SOURCE RECORDS:
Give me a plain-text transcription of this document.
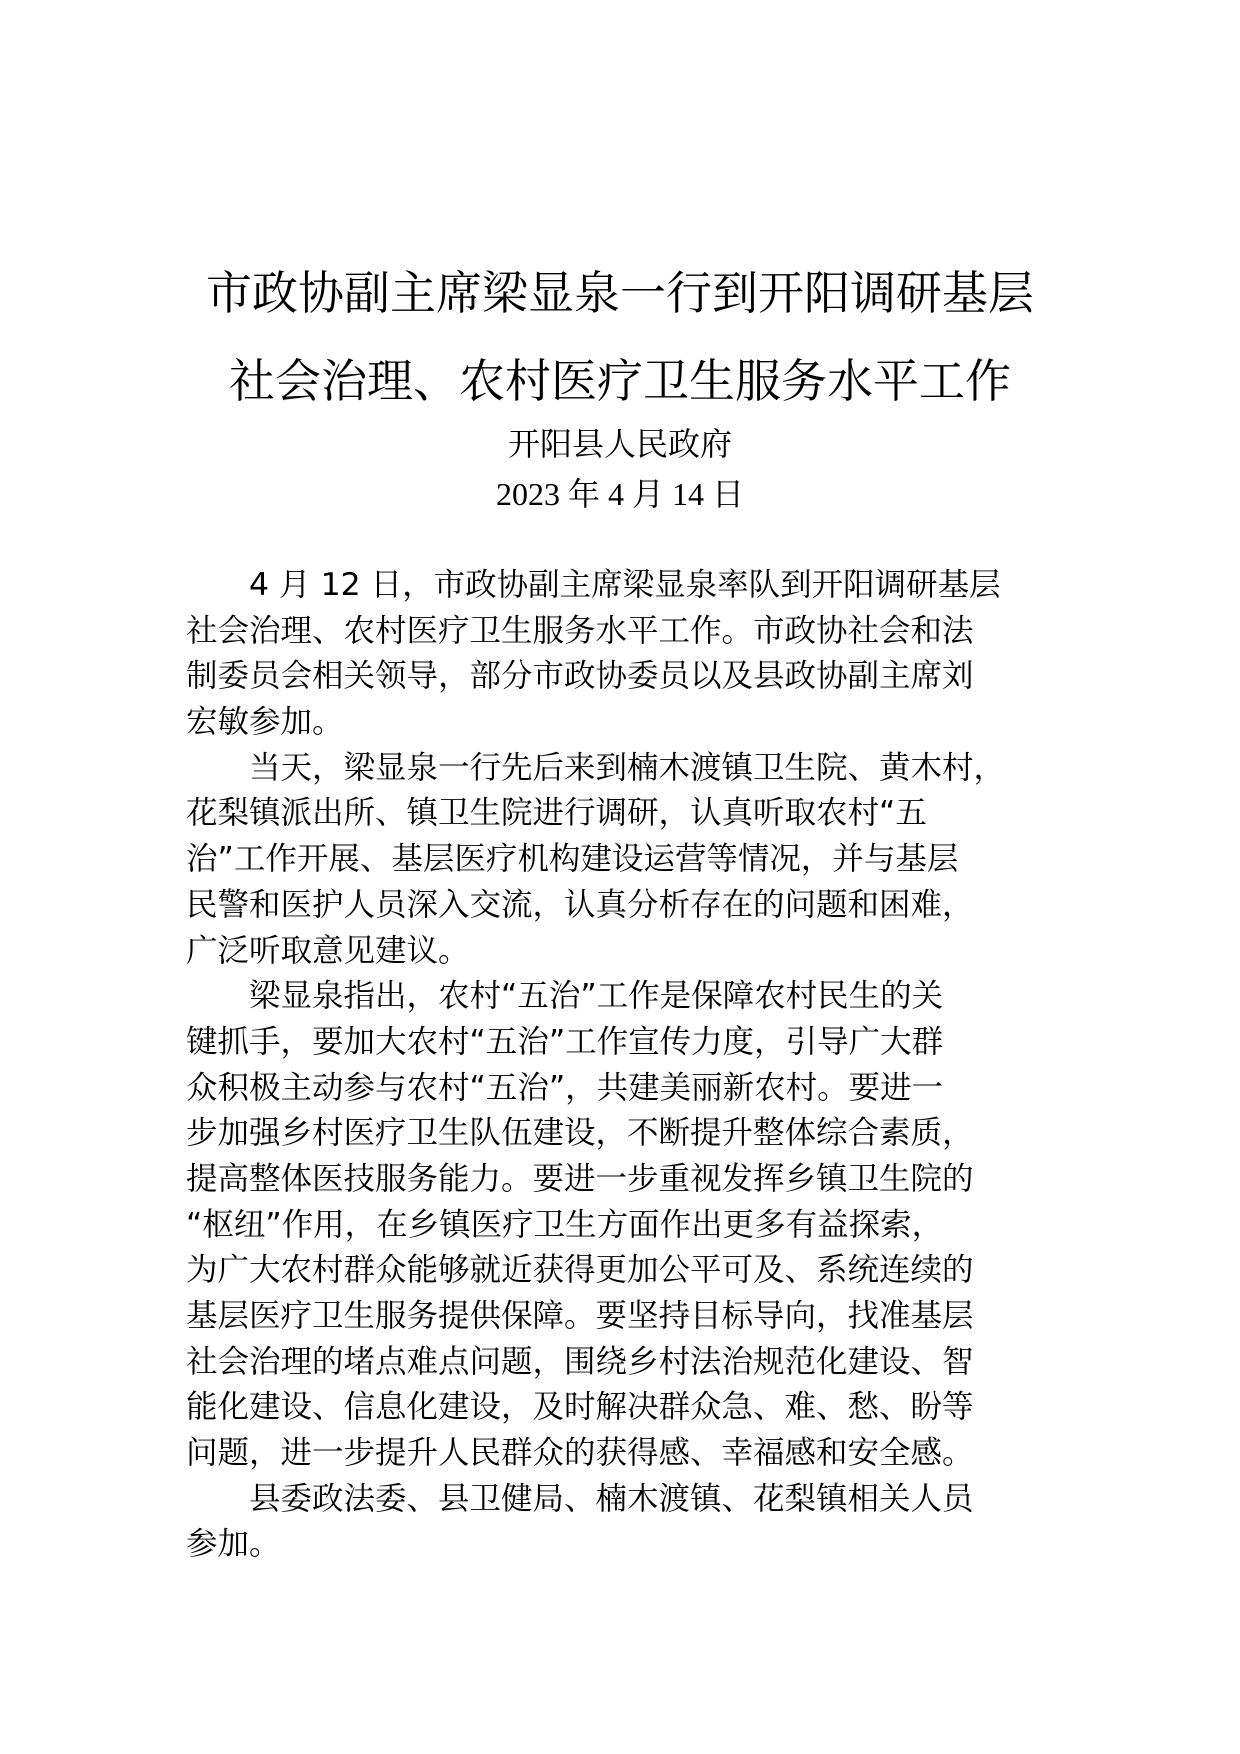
市政协副主席梁显泉一行到开阳调研基层
社会治理、农村医疗卫生服务水平工作
开阳县人民政府
2023 年 4 月 14 日
4 月 12 日，市政协副主席梁显泉率队到开阳调研基层
社会治理、农村医疗卫生服务水平工作。市政协社会和法
制委员会相关领导，部分市政协委员以及县政协副主席刘
宏敏参加。
当天，梁显泉一行先后来到楠木渡镇卫生院、黄木村，
花梨镇派出所、镇卫生院进行调研，认真听取农村“五
治”工作开展、基层医疗机构建设运营等情况，并与基层
民警和医护人员深入交流，认真分析存在的问题和困难，
广泛听取意见建议。
梁显泉指出，农村“五治”工作是保障农村民生的关
键抓手，要加大农村“五治”工作宣传力度，引导广大群
众积极主动参与农村“五治”，共建美丽新农村。要进一
步加强乡村医疗卫生队伍建设，不断提升整体综合素质，
提高整体医技服务能力。要进一步重视发挥乡镇卫生院的
“枢纽”作用，在乡镇医疗卫生方面作出更多有益探索，
为广大农村群众能够就近获得更加公平可及、系统连续的
基层医疗卫生服务提供保障。要坚持目标导向，找准基层
社会治理的堵点难点问题，围绕乡村法治规范化建设、智
能化建设、信息化建设，及时解决群众急、难、愁、盼等
问题，进一步提升人民群众的获得感、幸福感和安全感。
县委政法委、县卫健局、楠木渡镇、花梨镇相关人员
参加。
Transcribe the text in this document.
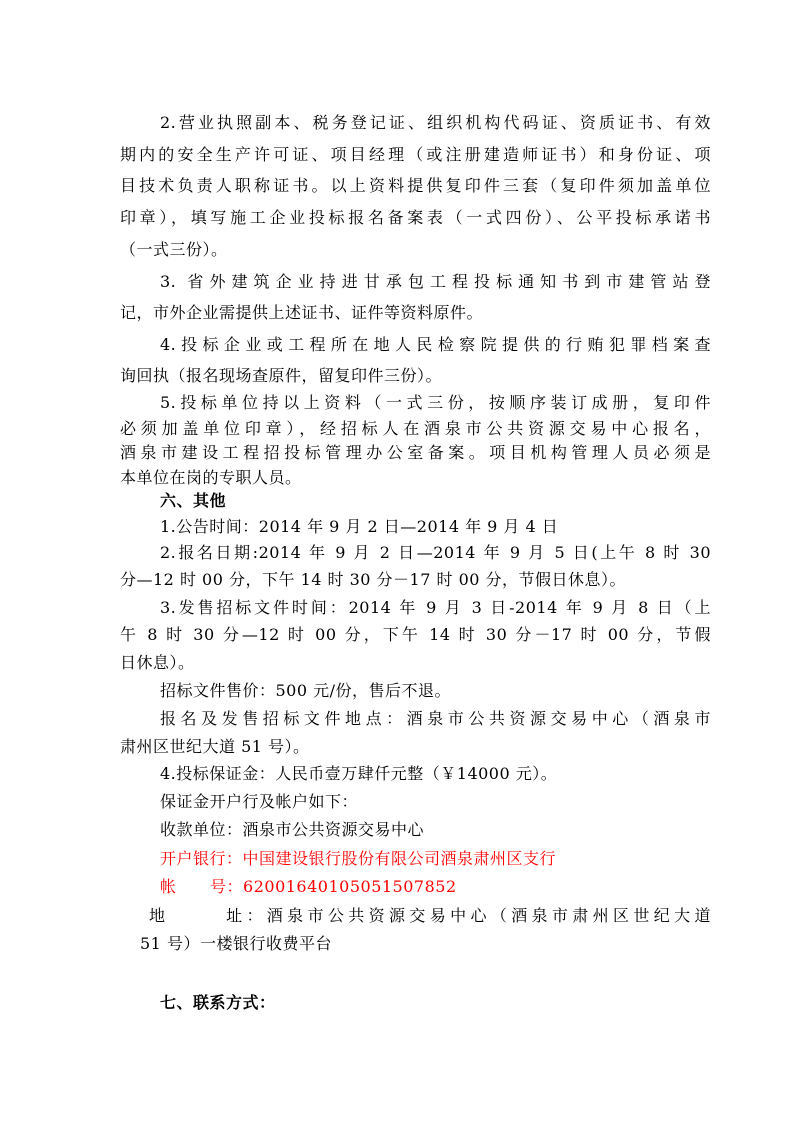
2.营业执照副本、税务登记证、组织机构代码证、资质证书、有效
期内的安全生产许可证、项目经理（或注册建造师证书）和身份证、项
目技术负责人职称证书。以上资料提供复印件三套（复印件须加盖单位
印章），填写施工企业投标报名备案表（一式四份）、公平投标承诺书
（一式三份）。
3. 省外建筑企业持进甘承包工程投标通知书到市建管站登
记，市外企业需提供上述证书、证件等资料原件。
4.投标企业或工程所在地人民检察院提供的行贿犯罪档案查
询回执（报名现场查原件，留复印件三份）。
5.投标单位持以上资料（一式三份，按顺序装订成册，复印件
必须加盖单位印章），经招标人在酒泉市公共资源交易中心报名，
酒泉市建设工程招投标管理办公室备案。项目机构管理人员必须是
本单位在岗的专职人员。
六、其他
1.公告时间：2014 年 9 月 2 日—2014 年 9 月 4 日
2.报名日期:2014 年 9 月 2 日—2014 年 9 月 5 日(上午 8 时 30
分—12 时 00 分，下午 14 时 30 分－17 时 00 分，节假日休息）。
3.发售招标文件时间：2014 年 9 月 3 日-2014 年 9 月 8 日（上
午 8 时 30 分—12 时 00 分，下午 14 时 30 分－17 时 00 分，节假
日休息）。
招标文件售价：500 元/份，售后不退。
报名及发售招标文件地点：酒泉市公共资源交易中心（酒泉市
肃州区世纪大道 51 号）。
4.投标保证金：人民币壹万肆仟元整（￥14000 元）。
保证金开户行及帐户如下：
收款单位：酒泉市公共资源交易中心
开户银行：中国建设银行股份有限公司酒泉肃州区支行
帐      号：62001640105051507852
地      址：酒泉市公共资源交易中心（酒泉市肃州区世纪大道
51 号）一楼银行收费平台
七、联系方式：
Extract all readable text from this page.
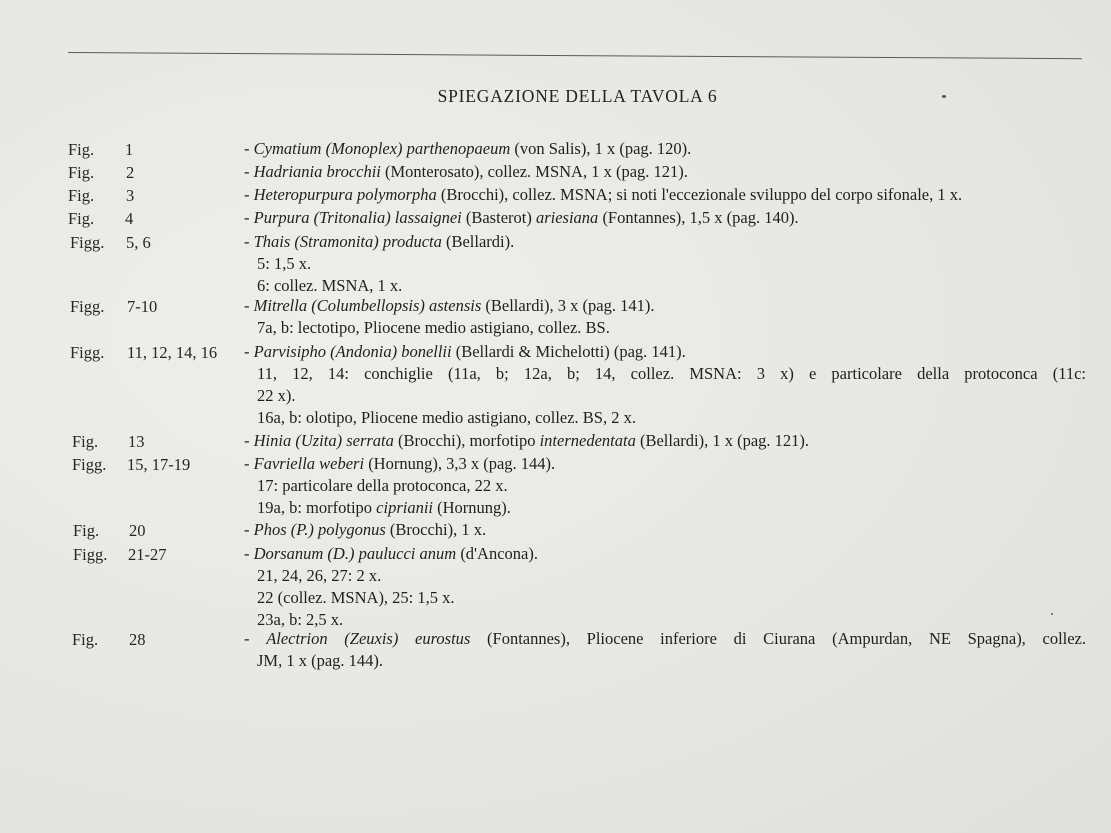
SPIEGAZIONE DELLA TAVOLA 6
Fig. 1	- Cymatium (Monoplex) parthenopaeum (von Salis), 1 x (pag. 120).
Fig. 2	- Hadriania brocchii (Monterosato), collez. MSNA, 1 x (pag. 121).
Fig. 3	- Heteropurpura polymorpha (Brocchi), collez. MSNA; si noti l'eccezionale sviluppo del corpo sifonale, 1 x.
Fig. 4	- Purpura (Tritonalia) lassaignei (Basterot) ariesiana (Fontannes), 1,5 x (pag. 140).
Figg. 5, 6	- Thais (Stramonita) producta (Bellardi).
5: 1,5 x.
6: collez. MSNA, 1 x.
Figg. 7-10	- Mitrella (Columbellopsis) astensis (Bellardi), 3 x (pag. 141).
7a, b: lectotipo, Pliocene medio astigiano, collez. BS.
Figg. 11, 12, 14, 16 - Parvisipho (Andonia) bonellii (Bellardi & Michelotti) (pag. 141).
11, 12, 14: conchiglie (11a, b; 12a, b; 14, collez. MSNA: 3 x) e particolare della protoconca (11c:
22 x).
16a, b: olotipo, Pliocene medio astigiano, collez. BS, 2 x.
Fig. 13	- Hinia (Uzita) serrata (Brocchi), morfotipo internedentata (Bellardi), 1 x (pag. 121).
Figg. 15, 17-19	- Favriella weberi (Hornung), 3,3 x (pag. 144).
17: particolare della protoconca, 22 x.
19a, b: morfotipo ciprianii (Hornung).
Fig. 20	- Phos (P.) polygonus (Brocchi), 1 x.
Figg. 21-27	- Dorsanum (D.) paulucci anum (d'Ancona).
21, 24, 26, 27: 2 x.
22 (collez. MSNA), 25: 1,5 x.
23a, b: 2,5 x.
Fig. 28	- Alectrion (Zeuxis) eurostus (Fontannes), Pliocene inferiore di Ciurana (Ampurdan, NE Spagna), collez.
JM, 1 x (pag. 144).
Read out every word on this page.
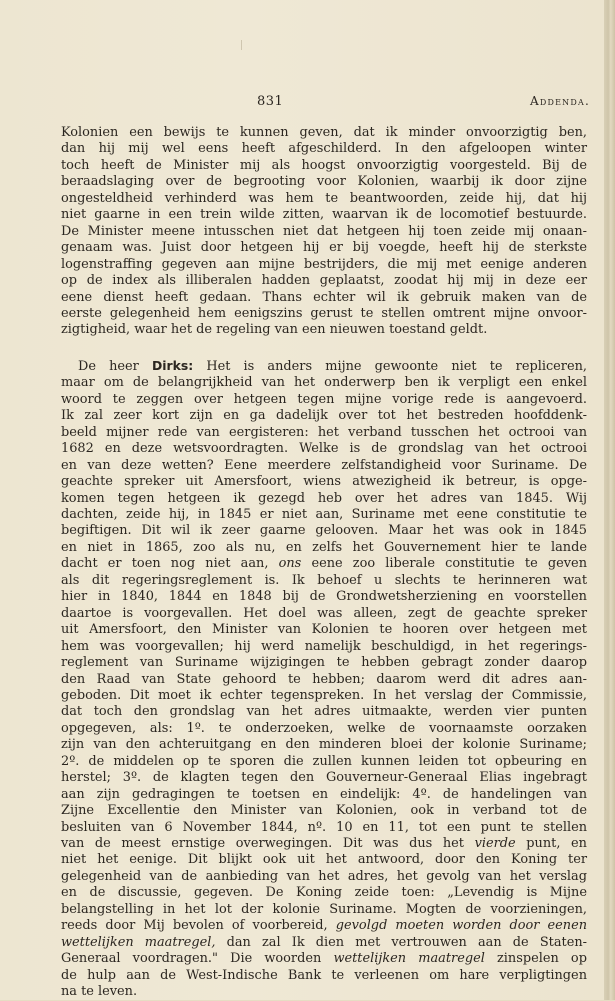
831	Addenda.

Kolonien een bewijs te kunnen geven, dat ik minder onvoorzigtig ben,

dan hij mij wel eens heeft afgeschilderd. In den afgeloopen winter

toch heeft de Minister mij als hoogst onvoorzigtig voorgesteld. Bij de

beraadslaging over de begrooting voor Kolonien, waarbij ik door zijne

ongesteldheid verhinderd was hem te beantwoorden, zeide hij, dat hij

niet gaarne in een trein wilde zitten, waarvan ik de locomotief bestuurde.

De Minister meene intusschen niet dat hetgeen hij toen zeide mij onaan-

genaam was. Juist door hetgeen hij er bij voegde, heeft hij de sterkste

logenstraffing gegeven aan mijne bestrijders, die mij met eenige anderen

op de index als illiberalen hadden geplaatst, zoodat hij mij in deze eer

eene dienst heeft gedaan. Thans echter wil ik gebruik maken van de

eerste gelegenheid hem eenigszins gerust te stellen omtrent mijne onvoor-

zigtigheid, waar het de regeling van een nieuwen toestand geldt.

De heer Dirks: Het is anders mijne gewoonte niet te repliceren,

maar om de belangrijkheid van het onderwerp ben ik verpligt een enkel

woord te zeggen over hetgeen tegen mijne vorige rede is aangevoerd.

Ik zal zeer kort zijn en ga dadelijk over tot het bestreden hoofddenk-

beeld mijner rede van eergisteren: het verband tusschen het octrooi van

1682 en deze wetsvoordragten. Welke is de grondslag van het octrooi

en van deze wetten? Eene meerdere zelfstandigheid voor Suriname. De

geachte spreker uit Amersfoort, wiens atwezigheid ik betreur, is opge-

komen tegen hetgeen ik gezegd heb over het adres van 1845. Wij

dachten, zeide hij, in 1845 er niet aan, Suriname met eene constitutie te

begiftigen. Dit wil ik zeer gaarne gelooven. Maar het was ook in 1845

en niet in 1865, zoo als nu, en zelfs het Gouvernement hier te lande

dacht er toen nog niet aan, ons eene zoo liberale constitutie te geven

als dit regeringsreglement is. Ik behoef u slechts te herinneren wat

hier in 1840, 1844 en 1848 bij de Grondwetsherziening en voorstellen

daartoe is voorgevallen. Het doel was alleen, zegt de geachte spreker

uit Amersfoort, den Minister van Kolonien te hooren over hetgeen met

hem was voorgevallen; hij werd namelijk beschuldigd, in het regerings-

reglement van Suriname wijzigingen te hebben gebragt zonder daarop

den Raad van State gehoord te hebben; daarom werd dit adres aan-

geboden. Dit moet ik echter tegenspreken. In het verslag der Commissie,

dat toch den grondslag van het adres uitmaakte, werden vier punten

opgegeven, als: 1º. te onderzoeken, welke de voornaamste oorzaken

zijn van den achteruitgang en den minderen bloei der kolonie Suriname;

2º. de middelen op te sporen die zullen kunnen leiden tot opbeuring en

herstel; 3º. de klagten tegen den Gouverneur-Generaal Elias ingebragt

aan zijn gedragingen te toetsen en eindelijk: 4º. de handelingen van

Zijne Excellentie den Minister van Kolonien, ook in verband tot de

besluiten van 6 November 1844, nº. 10 en 11, tot een punt te stellen

van de meest ernstige overwegingen. Dit was dus het vierde punt, en

niet het eenige. Dit blijkt ook uit het antwoord, door den Koning ter

gelegenheid van de aanbieding van het adres, het gevolg van het verslag

en de discussie, gegeven. De Koning zeide toen: „Levendig is Mijne

belangstelling in het lot der kolonie Suriname. Mogten de voorzieningen,

reeds door Mij bevolen of voorbereid, gevolgd moeten worden door eenen

wettelijken maatregel, dan zal Ik dien met vertrouwen aan de Staten-

Generaal voordragen." Die woorden wettelijken maatregel zinspelen op

de hulp aan de West-Indische Bank te verleenen om hare verpligtingen

na te leven.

SET EXERCISE: Lines that hold the word "gelegenheid" are the ones to return, every one of them.

ANSWER TO THIS PROBLEM:
eerste gelegenheid hem eenigszins gerust te stellen omtrent mijne onvoor-
gelegenheid van de aanbieding van het adres, het gevolg van het verslag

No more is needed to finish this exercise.